> RECORD LIST
-=-=-=-=-
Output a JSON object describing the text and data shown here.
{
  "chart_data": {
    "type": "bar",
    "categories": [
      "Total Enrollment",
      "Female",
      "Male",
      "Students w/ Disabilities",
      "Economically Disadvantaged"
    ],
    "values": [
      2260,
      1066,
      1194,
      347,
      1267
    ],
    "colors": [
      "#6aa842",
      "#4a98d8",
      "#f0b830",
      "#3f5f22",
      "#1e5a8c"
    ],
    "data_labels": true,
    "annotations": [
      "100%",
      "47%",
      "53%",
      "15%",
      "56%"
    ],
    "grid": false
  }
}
-=-=-=-=-
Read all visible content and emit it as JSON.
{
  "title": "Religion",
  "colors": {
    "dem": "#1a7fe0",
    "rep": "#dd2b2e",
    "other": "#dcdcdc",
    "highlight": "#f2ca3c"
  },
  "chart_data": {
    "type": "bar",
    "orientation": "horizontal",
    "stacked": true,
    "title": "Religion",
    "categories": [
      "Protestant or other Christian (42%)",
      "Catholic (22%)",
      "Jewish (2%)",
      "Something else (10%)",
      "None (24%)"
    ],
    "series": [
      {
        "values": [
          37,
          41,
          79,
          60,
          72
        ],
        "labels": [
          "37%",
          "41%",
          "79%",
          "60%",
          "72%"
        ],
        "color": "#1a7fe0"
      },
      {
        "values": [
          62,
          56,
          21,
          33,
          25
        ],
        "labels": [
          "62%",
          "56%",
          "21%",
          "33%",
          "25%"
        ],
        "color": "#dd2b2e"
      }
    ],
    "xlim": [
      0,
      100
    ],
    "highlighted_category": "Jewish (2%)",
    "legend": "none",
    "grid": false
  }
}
-=-=-=-=-
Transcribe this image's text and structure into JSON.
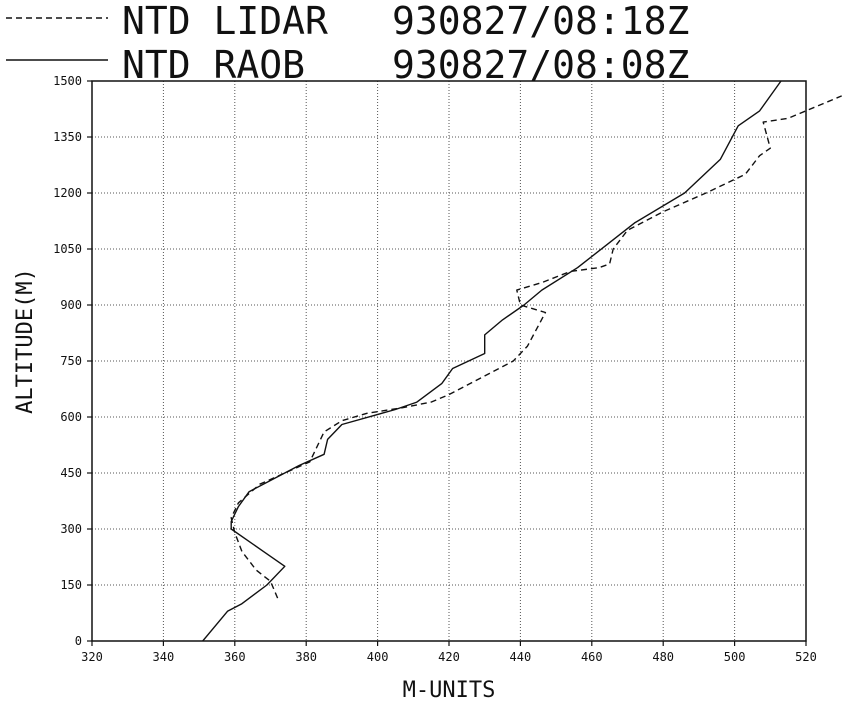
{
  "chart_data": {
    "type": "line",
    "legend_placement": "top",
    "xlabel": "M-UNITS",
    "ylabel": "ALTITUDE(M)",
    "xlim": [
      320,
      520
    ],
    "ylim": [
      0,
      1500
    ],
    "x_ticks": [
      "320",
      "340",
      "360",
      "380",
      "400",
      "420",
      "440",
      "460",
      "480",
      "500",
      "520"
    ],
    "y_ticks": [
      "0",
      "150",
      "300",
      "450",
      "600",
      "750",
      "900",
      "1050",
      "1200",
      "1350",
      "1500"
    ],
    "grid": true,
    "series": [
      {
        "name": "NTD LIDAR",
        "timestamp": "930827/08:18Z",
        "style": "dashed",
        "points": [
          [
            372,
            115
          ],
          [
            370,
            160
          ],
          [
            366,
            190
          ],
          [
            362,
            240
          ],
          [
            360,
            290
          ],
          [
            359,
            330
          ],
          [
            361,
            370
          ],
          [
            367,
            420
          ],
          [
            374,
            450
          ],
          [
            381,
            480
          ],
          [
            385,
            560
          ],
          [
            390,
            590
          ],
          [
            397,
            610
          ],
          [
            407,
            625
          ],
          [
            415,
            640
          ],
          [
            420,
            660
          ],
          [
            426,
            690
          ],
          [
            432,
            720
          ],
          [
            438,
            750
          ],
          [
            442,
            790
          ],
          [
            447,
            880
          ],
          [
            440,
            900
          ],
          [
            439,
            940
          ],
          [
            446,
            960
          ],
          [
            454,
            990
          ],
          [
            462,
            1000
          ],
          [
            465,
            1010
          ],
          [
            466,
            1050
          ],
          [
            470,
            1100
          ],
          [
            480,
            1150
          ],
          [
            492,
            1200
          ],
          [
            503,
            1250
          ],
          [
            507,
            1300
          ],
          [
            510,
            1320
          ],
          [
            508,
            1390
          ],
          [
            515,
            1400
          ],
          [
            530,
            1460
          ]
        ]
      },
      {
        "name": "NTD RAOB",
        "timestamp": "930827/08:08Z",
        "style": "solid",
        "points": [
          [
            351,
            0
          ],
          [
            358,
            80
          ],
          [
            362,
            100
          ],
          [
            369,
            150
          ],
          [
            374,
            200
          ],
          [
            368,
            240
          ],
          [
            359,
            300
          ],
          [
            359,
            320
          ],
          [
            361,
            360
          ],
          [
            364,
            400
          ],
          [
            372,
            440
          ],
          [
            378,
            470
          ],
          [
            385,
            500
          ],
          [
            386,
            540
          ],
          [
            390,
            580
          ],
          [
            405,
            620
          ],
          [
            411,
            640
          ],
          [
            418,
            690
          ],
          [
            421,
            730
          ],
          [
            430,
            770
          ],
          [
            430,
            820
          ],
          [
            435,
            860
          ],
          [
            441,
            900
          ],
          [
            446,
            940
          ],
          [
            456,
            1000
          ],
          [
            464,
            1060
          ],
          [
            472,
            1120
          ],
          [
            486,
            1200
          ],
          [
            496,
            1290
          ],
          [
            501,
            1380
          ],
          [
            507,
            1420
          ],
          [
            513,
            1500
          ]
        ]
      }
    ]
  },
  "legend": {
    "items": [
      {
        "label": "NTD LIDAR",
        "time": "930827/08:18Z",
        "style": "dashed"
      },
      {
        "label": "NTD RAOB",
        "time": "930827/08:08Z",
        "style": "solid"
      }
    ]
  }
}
-=-=-=-=-
> REQUEST
Above are the records. Identify each line that contains the word "text".

> CORRECT OUTPUT
Output a JSON object describing the text and data shown here.
Transcribe this image's text and structure into JSON.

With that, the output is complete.